• _AIM OF THE TASK_: Extract every line of the records that contains the word "проживания", reproducing each such line in full.

◇ ◇ ◇

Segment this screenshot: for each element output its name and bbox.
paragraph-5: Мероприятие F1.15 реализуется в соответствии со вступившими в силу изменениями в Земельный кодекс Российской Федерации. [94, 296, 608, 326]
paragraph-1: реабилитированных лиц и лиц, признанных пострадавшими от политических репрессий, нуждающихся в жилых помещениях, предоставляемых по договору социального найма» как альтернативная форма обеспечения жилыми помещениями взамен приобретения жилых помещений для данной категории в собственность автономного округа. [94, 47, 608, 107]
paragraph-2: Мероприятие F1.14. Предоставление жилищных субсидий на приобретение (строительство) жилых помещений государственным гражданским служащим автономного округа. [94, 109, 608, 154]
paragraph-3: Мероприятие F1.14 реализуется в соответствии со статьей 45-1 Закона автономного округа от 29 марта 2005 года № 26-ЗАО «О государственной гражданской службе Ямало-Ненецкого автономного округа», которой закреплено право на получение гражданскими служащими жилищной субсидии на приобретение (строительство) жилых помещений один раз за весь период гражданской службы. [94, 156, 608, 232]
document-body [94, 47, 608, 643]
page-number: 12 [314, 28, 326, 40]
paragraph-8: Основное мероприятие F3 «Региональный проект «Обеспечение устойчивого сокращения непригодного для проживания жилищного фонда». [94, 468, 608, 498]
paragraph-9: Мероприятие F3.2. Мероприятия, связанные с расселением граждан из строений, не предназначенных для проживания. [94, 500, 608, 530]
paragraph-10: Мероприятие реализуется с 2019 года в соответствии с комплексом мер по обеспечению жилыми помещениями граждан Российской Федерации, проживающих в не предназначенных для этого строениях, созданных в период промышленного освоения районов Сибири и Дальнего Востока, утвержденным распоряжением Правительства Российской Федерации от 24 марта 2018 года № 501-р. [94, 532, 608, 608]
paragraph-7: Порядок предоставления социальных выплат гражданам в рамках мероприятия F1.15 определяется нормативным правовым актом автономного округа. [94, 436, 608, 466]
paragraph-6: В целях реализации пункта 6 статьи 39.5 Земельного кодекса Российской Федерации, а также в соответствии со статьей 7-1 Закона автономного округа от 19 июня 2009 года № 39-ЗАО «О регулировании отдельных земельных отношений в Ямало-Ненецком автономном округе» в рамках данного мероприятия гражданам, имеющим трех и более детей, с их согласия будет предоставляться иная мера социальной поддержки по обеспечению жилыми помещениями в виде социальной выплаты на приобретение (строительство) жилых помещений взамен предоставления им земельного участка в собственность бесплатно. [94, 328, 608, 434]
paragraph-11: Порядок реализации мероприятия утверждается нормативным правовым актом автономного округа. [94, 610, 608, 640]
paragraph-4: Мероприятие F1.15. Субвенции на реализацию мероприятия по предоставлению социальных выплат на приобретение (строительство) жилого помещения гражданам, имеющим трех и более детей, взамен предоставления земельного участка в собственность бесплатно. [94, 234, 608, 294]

◇ ◇ ◇

• _FULL OUTPUT_:
paragraph-8: Основное мероприятие F3 «Региональный проект «Обеспечение устойчивого сокращения непригодного для проживания жилищного фонда». [94, 468, 608, 498]
paragraph-9: Мероприятие F3.2. Мероприятия, связанные с расселением граждан из строений, не предназначенных для проживания. [94, 500, 608, 530]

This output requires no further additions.